Material for this exercise »
——————

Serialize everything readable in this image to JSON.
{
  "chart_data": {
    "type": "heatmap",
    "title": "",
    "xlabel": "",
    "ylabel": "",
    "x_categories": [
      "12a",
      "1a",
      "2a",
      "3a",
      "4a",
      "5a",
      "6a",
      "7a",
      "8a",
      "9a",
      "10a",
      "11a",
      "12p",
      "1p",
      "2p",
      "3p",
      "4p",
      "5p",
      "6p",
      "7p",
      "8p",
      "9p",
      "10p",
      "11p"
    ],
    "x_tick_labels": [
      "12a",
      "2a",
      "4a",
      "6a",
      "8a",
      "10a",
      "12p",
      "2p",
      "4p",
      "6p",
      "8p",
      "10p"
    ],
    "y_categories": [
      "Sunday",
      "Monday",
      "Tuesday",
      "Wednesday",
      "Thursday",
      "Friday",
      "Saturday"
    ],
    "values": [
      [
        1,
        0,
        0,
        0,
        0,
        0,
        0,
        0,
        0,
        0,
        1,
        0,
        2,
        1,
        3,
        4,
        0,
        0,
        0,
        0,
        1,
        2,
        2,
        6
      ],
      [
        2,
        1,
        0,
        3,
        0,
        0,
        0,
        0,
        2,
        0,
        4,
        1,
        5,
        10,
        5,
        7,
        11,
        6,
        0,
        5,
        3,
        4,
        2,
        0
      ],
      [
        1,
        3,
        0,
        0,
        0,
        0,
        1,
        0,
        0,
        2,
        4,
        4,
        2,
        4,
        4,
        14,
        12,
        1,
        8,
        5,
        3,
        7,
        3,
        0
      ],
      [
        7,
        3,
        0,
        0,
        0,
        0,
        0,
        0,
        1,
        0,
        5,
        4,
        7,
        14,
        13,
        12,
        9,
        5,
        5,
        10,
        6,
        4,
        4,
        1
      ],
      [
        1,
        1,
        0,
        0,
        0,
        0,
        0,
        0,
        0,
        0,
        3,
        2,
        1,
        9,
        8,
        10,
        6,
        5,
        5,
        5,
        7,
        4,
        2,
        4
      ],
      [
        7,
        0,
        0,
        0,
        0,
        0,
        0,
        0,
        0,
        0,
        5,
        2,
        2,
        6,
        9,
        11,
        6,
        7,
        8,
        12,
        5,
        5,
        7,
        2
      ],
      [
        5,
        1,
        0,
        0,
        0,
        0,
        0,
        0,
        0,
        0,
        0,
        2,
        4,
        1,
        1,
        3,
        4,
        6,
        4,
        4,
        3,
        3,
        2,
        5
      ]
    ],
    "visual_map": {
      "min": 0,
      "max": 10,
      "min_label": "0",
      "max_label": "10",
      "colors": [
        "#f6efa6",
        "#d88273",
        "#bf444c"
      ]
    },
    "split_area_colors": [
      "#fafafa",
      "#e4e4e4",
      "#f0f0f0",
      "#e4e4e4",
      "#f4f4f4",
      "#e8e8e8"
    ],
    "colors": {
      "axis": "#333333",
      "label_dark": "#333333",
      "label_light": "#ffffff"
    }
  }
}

——————

What the task asks » Retype all the records, matching them exactly.

Answer »
Serialize everything readable in this image to JSON.
{
  "chart_data": {
    "type": "heatmap",
    "title": "",
    "xlabel": "",
    "ylabel": "",
    "x_categories": [
      "12a",
      "1a",
      "2a",
      "3a",
      "4a",
      "5a",
      "6a",
      "7a",
      "8a",
      "9a",
      "10a",
      "11a",
      "12p",
      "1p",
      "2p",
      "3p",
      "4p",
      "5p",
      "6p",
      "7p",
      "8p",
      "9p",
      "10p",
      "11p"
    ],
    "x_tick_labels": [
      "12a",
      "2a",
      "4a",
      "6a",
      "8a",
      "10a",
      "12p",
      "2p",
      "4p",
      "6p",
      "8p",
      "10p"
    ],
    "y_categories": [
      "Sunday",
      "Monday",
      "Tuesday",
      "Wednesday",
      "Thursday",
      "Friday",
      "Saturday"
    ],
    "values": [
      [
        1,
        0,
        0,
        0,
        0,
        0,
        0,
        0,
        0,
        0,
        1,
        0,
        2,
        1,
        3,
        4,
        0,
        0,
        0,
        0,
        1,
        2,
        2,
        6
      ],
      [
        2,
        1,
        0,
        3,
        0,
        0,
        0,
        0,
        2,
        0,
        4,
        1,
        5,
        10,
        5,
        7,
        11,
        6,
        0,
        5,
        3,
        4,
        2,
        0
      ],
      [
        1,
        3,
        0,
        0,
        0,
        0,
        1,
        0,
        0,
        2,
        4,
        4,
        2,
        4,
        4,
        14,
        12,
        1,
        8,
        5,
        3,
        7,
        3,
        0
      ],
      [
        7,
        3,
        0,
        0,
        0,
        0,
        0,
        0,
        1,
        0,
        5,
        4,
        7,
        14,
        13,
        12,
        9,
        5,
        5,
        10,
        6,
        4,
        4,
        1
      ],
      [
        1,
        1,
        0,
        0,
        0,
        0,
        0,
        0,
        0,
        0,
        3,
        2,
        1,
        9,
        8,
        10,
        6,
        5,
        5,
        5,
        7,
        4,
        2,
        4
      ],
      [
        7,
        0,
        0,
        0,
        0,
        0,
        0,
        0,
        0,
        0,
        5,
        2,
        2,
        6,
        9,
        11,
        6,
        7,
        8,
        12,
        5,
        5,
        7,
        2
      ],
      [
        5,
        1,
        0,
        0,
        0,
        0,
        0,
        0,
        0,
        0,
        0,
        2,
        4,
        1,
        1,
        3,
        4,
        6,
        4,
        4,
        3,
        3,
        2,
        5
      ]
    ],
    "visual_map": {
      "min": 0,
      "max": 10,
      "min_label": "0",
      "max_label": "10",
      "colors": [
        "#f6efa6",
        "#d88273",
        "#bf444c"
      ]
    },
    "split_area_colors": [
      "#fafafa",
      "#e4e4e4",
      "#f0f0f0",
      "#e4e4e4",
      "#f4f4f4",
      "#e8e8e8"
    ],
    "colors": {
      "axis": "#333333",
      "label_dark": "#333333",
      "label_light": "#ffffff"
    }
  }
}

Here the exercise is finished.